## [REQUIREMENT A]
In the book review, who recorded the Audible version of Everybody Always?

## [GIVEN TEXT]
I was eager to start Everybody Always as I loved Bob’s first book, Love Does in 2015.  I also loved Maria (Bob’s wife) Goff’s Love Lives Here.  (Read my review here.)  I love listening to audiobooks on long drives or while folding laundry, and when I learned Everybody Always was recorded on Audible by Bob himself, I downloaded right away.

This book focuses on “becoming love.”  And I love that about Bob Goff.  Having crossed paths with him many times, I have been able to see that for him, it’s not about understanding love or having a correct definition of love, it’s about stepping out and becoming.  When I heard him speak at the past couple conferences a line he said got under my skin- not because I disagreed, but because I felt so challenged and compelled.

“Go.  Go and find the people that creep you out the very most and love them.”

I had just read Brené Brown’s Braving the Wilderness (review here) challenging me to “move in” because people are “hard to hate close up.”  And Bob Goff’s words reminded me of how often I fall short of loving “those people.”

## [MATERIALS PROVIDED]
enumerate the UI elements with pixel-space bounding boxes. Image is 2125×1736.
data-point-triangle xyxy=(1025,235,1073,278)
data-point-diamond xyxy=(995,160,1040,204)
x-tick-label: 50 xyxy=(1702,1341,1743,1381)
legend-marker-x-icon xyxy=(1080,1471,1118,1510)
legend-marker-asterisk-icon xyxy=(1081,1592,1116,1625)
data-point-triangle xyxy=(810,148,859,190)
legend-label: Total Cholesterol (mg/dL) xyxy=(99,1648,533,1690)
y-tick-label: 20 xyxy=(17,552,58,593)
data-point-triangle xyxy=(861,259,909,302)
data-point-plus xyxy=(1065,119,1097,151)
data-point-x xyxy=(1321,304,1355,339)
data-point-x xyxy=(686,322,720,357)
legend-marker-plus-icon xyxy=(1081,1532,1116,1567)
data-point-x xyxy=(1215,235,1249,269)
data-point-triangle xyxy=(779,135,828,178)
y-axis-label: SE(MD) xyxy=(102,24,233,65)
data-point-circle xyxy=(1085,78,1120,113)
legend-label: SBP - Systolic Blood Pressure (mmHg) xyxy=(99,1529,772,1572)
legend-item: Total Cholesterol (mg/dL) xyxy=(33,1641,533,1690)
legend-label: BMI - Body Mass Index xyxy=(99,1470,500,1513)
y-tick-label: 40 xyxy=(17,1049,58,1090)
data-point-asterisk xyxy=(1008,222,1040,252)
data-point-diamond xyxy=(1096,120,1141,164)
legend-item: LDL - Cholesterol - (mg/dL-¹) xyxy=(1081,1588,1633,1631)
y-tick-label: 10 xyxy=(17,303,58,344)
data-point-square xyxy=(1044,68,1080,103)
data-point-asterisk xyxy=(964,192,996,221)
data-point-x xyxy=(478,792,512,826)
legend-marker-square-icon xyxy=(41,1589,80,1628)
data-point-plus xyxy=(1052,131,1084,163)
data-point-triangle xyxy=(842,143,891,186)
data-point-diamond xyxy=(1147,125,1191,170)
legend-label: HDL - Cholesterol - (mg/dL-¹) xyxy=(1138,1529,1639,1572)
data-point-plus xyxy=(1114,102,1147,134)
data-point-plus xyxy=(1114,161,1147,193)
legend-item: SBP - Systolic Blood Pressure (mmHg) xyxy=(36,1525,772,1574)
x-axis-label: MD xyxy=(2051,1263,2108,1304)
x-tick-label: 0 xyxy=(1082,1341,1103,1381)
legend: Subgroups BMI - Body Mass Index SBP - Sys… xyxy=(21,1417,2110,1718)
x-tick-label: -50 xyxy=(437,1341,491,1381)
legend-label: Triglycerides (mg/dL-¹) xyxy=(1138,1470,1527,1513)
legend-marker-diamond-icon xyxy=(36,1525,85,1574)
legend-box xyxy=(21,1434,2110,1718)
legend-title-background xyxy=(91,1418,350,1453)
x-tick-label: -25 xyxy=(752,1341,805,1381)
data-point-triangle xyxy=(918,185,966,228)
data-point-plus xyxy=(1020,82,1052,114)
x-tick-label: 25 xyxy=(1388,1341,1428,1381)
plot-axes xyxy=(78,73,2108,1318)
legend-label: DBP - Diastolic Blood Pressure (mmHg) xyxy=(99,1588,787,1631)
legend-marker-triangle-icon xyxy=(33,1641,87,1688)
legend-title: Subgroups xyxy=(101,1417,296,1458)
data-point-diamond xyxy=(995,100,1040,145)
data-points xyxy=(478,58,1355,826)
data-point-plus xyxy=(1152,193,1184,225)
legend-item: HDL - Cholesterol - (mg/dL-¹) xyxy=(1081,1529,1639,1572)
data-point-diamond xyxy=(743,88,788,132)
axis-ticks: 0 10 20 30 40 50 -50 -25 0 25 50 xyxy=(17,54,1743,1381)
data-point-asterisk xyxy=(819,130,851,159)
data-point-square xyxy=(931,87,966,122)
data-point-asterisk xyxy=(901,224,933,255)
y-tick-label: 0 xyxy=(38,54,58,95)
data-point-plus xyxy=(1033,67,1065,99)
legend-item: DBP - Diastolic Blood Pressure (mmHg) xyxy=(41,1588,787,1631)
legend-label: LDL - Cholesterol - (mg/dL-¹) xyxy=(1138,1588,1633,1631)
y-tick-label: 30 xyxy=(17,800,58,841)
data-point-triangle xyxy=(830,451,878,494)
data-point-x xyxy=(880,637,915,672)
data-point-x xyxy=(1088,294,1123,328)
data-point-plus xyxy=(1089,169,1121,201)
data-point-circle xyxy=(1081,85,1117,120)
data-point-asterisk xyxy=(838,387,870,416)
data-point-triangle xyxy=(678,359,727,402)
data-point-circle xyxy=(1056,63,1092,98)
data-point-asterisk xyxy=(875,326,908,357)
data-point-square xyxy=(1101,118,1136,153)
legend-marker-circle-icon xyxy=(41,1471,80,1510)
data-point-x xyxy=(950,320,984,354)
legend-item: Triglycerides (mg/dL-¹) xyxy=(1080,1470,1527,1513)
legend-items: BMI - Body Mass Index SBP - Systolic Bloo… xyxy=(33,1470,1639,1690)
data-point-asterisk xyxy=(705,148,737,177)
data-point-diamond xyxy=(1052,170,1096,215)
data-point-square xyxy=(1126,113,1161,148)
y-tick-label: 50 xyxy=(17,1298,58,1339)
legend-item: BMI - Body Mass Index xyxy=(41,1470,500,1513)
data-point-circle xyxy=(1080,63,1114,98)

## [REQUIREMENT B]
Switch "legend-label" to "legend-text" in the rows, starting at the first row and ending at the row containing "data-point-plus xyxy=(1052,131,1084,163)", and give those rows again with everything else unchanged.

## [FULL ANSWER A]
Bob Goff himself.

## [FULL ANSWER B]
enumerate the UI elements with pixel-space bounding boxes. Image is 2125×1736.
data-point-triangle xyxy=(1025,235,1073,278)
data-point-diamond xyxy=(995,160,1040,204)
x-tick-label: 50 xyxy=(1702,1341,1743,1381)
legend-marker-x-icon xyxy=(1080,1471,1118,1510)
legend-marker-asterisk-icon xyxy=(1081,1592,1116,1625)
data-point-triangle xyxy=(810,148,859,190)
legend-text: Total Cholesterol (mg/dL) xyxy=(99,1648,533,1690)
y-tick-label: 20 xyxy=(17,552,58,593)
data-point-triangle xyxy=(861,259,909,302)
data-point-plus xyxy=(1065,119,1097,151)
data-point-x xyxy=(1321,304,1355,339)
data-point-x xyxy=(686,322,720,357)
legend-marker-plus-icon xyxy=(1081,1532,1116,1567)
data-point-x xyxy=(1215,235,1249,269)
data-point-triangle xyxy=(779,135,828,178)
y-axis-label: SE(MD) xyxy=(102,24,233,65)
data-point-circle xyxy=(1085,78,1120,113)
legend-text: SBP - Systolic Blood Pressure (mmHg) xyxy=(99,1529,772,1572)
legend-item: Total Cholesterol (mg/dL) xyxy=(33,1641,533,1690)
legend-text: BMI - Body Mass Index xyxy=(99,1470,500,1513)
y-tick-label: 40 xyxy=(17,1049,58,1090)
data-point-asterisk xyxy=(1008,222,1040,252)
data-point-diamond xyxy=(1096,120,1141,164)
legend-item: LDL - Cholesterol - (mg/dL-¹) xyxy=(1081,1588,1633,1631)
y-tick-label: 10 xyxy=(17,303,58,344)
data-point-square xyxy=(1044,68,1080,103)
data-point-asterisk xyxy=(964,192,996,221)
data-point-x xyxy=(478,792,512,826)
legend-marker-square-icon xyxy=(41,1589,80,1628)
data-point-plus xyxy=(1052,131,1084,163)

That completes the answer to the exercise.